TO BE DONE:
Scan the records for the word "Atferd". Copy each line that includes it.

Records from a collection
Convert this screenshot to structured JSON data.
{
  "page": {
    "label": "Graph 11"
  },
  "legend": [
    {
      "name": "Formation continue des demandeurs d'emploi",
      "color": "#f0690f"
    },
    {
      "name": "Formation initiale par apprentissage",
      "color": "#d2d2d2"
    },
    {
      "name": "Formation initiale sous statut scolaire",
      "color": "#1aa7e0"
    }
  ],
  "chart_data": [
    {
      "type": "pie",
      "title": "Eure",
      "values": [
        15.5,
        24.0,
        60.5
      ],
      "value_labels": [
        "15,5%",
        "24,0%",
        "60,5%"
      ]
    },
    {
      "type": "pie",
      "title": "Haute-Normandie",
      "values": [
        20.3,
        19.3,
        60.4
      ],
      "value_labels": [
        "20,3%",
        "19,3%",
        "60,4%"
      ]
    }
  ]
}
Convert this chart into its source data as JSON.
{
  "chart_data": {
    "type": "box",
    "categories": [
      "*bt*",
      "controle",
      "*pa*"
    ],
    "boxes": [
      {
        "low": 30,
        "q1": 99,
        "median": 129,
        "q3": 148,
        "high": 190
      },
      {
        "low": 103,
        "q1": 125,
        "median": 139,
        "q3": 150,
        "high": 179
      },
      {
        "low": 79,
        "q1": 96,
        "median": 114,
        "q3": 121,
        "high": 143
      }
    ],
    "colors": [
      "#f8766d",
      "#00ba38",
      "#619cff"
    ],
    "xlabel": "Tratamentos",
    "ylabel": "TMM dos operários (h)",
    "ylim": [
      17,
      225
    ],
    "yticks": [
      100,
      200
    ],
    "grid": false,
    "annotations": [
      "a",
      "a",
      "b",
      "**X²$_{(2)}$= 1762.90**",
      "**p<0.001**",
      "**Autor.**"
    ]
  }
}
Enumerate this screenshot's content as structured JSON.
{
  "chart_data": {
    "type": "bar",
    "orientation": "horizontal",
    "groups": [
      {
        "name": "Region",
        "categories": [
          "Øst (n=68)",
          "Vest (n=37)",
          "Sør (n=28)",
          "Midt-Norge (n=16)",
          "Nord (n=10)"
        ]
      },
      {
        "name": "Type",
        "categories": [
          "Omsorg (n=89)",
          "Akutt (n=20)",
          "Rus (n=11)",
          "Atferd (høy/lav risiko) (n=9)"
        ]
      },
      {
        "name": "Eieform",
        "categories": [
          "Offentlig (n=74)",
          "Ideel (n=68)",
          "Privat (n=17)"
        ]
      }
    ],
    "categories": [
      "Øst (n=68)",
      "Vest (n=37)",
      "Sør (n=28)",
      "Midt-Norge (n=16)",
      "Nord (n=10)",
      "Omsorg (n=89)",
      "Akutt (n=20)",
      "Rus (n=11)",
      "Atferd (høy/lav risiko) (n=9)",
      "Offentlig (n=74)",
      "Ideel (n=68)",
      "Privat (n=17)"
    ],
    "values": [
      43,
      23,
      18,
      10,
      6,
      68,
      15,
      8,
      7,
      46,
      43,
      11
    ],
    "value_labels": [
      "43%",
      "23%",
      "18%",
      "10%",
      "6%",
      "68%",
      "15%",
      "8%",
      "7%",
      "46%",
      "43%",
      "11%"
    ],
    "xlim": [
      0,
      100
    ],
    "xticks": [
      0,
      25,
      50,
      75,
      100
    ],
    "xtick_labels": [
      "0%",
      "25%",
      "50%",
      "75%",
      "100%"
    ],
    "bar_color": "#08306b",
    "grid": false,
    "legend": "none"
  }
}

IN RESPONSE:
          "Atferd (høy/lav risiko) (n=9)"
      "Atferd (høy/lav risiko) (n=9)",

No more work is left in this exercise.